Output each line of the material exactly as it stands.

- - -

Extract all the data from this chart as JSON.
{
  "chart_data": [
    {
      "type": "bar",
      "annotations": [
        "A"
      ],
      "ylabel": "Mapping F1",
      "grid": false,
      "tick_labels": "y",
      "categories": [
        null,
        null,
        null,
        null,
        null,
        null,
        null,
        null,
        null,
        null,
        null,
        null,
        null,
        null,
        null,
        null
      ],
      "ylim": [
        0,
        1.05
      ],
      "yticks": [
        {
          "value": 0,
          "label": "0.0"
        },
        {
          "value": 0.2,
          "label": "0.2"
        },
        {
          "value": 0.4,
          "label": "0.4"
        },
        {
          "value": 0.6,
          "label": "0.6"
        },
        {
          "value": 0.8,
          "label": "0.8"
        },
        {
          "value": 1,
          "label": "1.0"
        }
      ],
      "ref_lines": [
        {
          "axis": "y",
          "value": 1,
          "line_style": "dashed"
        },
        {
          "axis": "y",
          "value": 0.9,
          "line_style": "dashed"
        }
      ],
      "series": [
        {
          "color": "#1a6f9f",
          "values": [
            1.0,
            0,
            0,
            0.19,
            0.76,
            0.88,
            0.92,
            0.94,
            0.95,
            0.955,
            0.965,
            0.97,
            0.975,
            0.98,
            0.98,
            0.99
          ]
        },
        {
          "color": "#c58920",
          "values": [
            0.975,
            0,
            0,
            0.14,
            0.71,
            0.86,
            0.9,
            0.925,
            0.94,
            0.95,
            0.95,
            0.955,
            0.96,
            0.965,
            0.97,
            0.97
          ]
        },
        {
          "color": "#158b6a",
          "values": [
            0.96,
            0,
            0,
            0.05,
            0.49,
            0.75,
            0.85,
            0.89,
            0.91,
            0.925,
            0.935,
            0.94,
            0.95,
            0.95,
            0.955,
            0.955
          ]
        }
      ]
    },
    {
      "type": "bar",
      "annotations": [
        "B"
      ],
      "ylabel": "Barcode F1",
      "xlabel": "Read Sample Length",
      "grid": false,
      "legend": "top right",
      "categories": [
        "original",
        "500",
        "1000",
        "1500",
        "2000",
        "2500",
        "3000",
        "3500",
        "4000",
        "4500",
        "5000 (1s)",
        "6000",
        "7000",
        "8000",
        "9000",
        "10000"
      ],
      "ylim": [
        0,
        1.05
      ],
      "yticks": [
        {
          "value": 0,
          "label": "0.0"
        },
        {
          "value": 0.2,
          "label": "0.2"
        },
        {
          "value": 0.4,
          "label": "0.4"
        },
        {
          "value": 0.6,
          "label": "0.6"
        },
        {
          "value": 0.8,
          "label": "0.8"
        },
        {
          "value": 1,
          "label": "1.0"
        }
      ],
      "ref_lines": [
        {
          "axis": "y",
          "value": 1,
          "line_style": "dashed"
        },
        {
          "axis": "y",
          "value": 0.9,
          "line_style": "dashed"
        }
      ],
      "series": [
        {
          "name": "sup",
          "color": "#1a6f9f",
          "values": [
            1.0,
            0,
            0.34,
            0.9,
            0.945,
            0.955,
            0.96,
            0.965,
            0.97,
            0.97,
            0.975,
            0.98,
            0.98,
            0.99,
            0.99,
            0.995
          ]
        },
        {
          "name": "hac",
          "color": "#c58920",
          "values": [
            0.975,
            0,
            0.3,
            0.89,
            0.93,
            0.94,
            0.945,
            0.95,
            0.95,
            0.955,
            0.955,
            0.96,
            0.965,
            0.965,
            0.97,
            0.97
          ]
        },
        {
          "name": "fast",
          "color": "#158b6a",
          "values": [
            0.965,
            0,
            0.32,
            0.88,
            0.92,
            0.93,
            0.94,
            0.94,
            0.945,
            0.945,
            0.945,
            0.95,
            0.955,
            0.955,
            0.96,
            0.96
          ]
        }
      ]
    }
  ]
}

- - -

== OUTPUT ==
Extract all the data from this chart as JSON.
{
  "chart_data": [
    {
      "type": "bar",
      "annotations": [
        "A"
      ],
      "ylabel": "Mapping F1",
      "grid": false,
      "tick_labels": "y",
      "categories": [
        null,
        null,
        null,
        null,
        null,
        null,
        null,
        null,
        null,
        null,
        null,
        null,
        null,
        null,
        null,
        null
      ],
      "ylim": [
        0,
        1.05
      ],
      "yticks": [
        {
          "value": 0,
          "label": "0.0"
        },
        {
          "value": 0.2,
          "label": "0.2"
        },
        {
          "value": 0.4,
          "label": "0.4"
        },
        {
          "value": 0.6,
          "label": "0.6"
        },
        {
          "value": 0.8,
          "label": "0.8"
        },
        {
          "value": 1,
          "label": "1.0"
        }
      ],
      "ref_lines": [
        {
          "axis": "y",
          "value": 1,
          "line_style": "dashed"
        },
        {
          "axis": "y",
          "value": 0.9,
          "line_style": "dashed"
        }
      ],
      "series": [
        {
          "color": "#1a6f9f",
          "values": [
            1.0,
            0,
            0,
            0.19,
            0.76,
            0.88,
            0.92,
            0.94,
            0.95,
            0.955,
            0.965,
            0.97,
            0.975,
            0.98,
            0.98,
            0.99
          ]
        },
        {
          "color": "#c58920",
          "values": [
            0.975,
            0,
            0,
            0.14,
            0.71,
            0.86,
            0.9,
            0.925,
            0.94,
            0.95,
            0.95,
            0.955,
            0.96,
            0.965,
            0.97,
            0.97
          ]
        },
        {
          "color": "#158b6a",
          "values": [
            0.96,
            0,
            0,
            0.05,
            0.49,
            0.75,
            0.85,
            0.89,
            0.91,
            0.925,
            0.935,
            0.94,
            0.95,
            0.95,
            0.955,
            0.955
          ]
        }
      ]
    },
    {
      "type": "bar",
      "annotations": [
        "B"
      ],
      "ylabel": "Barcode F1",
      "xlabel": "Read Sample Length",
      "grid": false,
      "legend": "top right",
      "categories": [
        "original",
        "500",
        "1000",
        "1500",
        "2000",
        "2500",
        "3000",
        "3500",
        "4000",
        "4500",
        "5000 (1s)",
        "6000",
        "7000",
        "8000",
        "9000",
        "10000"
      ],
      "ylim": [
        0,
        1.05
      ],
      "yticks": [
        {
          "value": 0,
          "label": "0.0"
        },
        {
          "value": 0.2,
          "label": "0.2"
        },
        {
          "value": 0.4,
          "label": "0.4"
        },
        {
          "value": 0.6,
          "label": "0.6"
        },
        {
          "value": 0.8,
          "label": "0.8"
        },
        {
          "value": 1,
          "label": "1.0"
        }
      ],
      "ref_lines": [
        {
          "axis": "y",
          "value": 1,
          "line_style": "dashed"
        },
        {
          "axis": "y",
          "value": 0.9,
          "line_style": "dashed"
        }
      ],
      "series": [
        {
          "name": "sup",
          "color": "#1a6f9f",
          "values": [
            1.0,
            0,
            0.34,
            0.9,
            0.945,
            0.955,
            0.96,
            0.965,
            0.97,
            0.97,
            0.975,
            0.98,
            0.98,
            0.99,
            0.99,
            0.995
          ]
        },
        {
          "name": "hac",
          "color": "#c58920",
          "values": [
            0.975,
            0,
            0.3,
            0.89,
            0.93,
            0.94,
            0.945,
            0.95,
            0.95,
            0.955,
            0.955,
            0.96,
            0.965,
            0.965,
            0.97,
            0.97
          ]
        },
        {
          "name": "fast",
          "color": "#158b6a",
          "values": [
            0.965,
            0,
            0.32,
            0.88,
            0.92,
            0.93,
            0.94,
            0.94,
            0.945,
            0.945,
            0.945,
            0.95,
            0.955,
            0.955,
            0.96,
            0.96
          ]
        }
      ]
    }
  ]
}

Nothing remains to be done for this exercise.